BEGIN DATA ROWS

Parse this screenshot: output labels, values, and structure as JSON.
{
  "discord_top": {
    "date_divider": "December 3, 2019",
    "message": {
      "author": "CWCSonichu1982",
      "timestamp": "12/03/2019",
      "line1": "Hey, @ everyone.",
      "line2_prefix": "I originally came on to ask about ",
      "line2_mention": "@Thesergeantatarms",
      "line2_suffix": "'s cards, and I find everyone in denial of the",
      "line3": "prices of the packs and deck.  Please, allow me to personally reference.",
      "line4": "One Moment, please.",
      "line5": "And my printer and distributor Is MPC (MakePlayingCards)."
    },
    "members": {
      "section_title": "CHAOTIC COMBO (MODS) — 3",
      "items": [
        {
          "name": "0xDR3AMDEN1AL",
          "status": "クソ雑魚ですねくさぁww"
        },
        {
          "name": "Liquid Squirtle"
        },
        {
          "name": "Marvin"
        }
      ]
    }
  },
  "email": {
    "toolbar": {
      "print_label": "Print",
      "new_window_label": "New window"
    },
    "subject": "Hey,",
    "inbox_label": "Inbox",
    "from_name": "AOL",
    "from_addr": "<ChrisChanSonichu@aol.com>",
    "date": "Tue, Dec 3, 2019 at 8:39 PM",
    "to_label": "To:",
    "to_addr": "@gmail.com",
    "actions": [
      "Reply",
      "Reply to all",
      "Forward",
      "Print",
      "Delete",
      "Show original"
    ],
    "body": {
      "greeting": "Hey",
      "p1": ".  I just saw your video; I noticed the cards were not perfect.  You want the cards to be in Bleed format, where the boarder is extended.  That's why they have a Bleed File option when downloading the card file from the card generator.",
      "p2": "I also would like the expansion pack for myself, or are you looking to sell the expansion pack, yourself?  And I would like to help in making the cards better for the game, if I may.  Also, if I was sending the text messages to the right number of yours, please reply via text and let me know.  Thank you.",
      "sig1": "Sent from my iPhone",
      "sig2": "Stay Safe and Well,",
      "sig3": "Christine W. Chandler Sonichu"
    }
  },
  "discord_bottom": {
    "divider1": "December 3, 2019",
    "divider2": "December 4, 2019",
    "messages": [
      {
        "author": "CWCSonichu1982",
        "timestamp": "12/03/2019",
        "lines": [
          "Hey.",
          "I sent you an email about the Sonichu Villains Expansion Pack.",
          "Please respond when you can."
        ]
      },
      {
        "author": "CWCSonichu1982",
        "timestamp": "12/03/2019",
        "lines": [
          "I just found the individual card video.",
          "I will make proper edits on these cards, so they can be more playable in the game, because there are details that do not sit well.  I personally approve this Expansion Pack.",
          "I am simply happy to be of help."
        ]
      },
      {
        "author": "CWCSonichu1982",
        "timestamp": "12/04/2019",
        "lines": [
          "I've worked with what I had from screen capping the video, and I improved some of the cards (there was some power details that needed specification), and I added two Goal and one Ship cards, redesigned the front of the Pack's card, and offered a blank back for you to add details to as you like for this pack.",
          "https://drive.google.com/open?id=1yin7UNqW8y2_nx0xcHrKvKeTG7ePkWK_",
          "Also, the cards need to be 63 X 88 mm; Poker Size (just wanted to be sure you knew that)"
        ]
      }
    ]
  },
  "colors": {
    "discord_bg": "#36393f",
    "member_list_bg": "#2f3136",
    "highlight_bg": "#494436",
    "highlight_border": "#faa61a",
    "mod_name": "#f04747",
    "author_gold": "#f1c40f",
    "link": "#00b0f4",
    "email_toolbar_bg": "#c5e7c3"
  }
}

END DATA ROWS

* _WHAT YOU NEED TO DO_
Find the word "video" in the entries, and copy every line it shows up in.

* _FINAL ANSWER_
      "p1": ".  I just saw your video; I noticed the cards were not perfect.  You want the cards to be in Bleed format, where the boarder is extended.  That's why they have a Bleed File option when downloading the card file from the card generator.",
          "I just found the individual card video.",
          "I've worked with what I had from screen capping the video, and I improved some of the cards (there was some power details that needed specification), and I added two Goal and one Ship cards, redesigned the front of the Pack's card, and offered a blank back for you to add details to as you like for this pack.",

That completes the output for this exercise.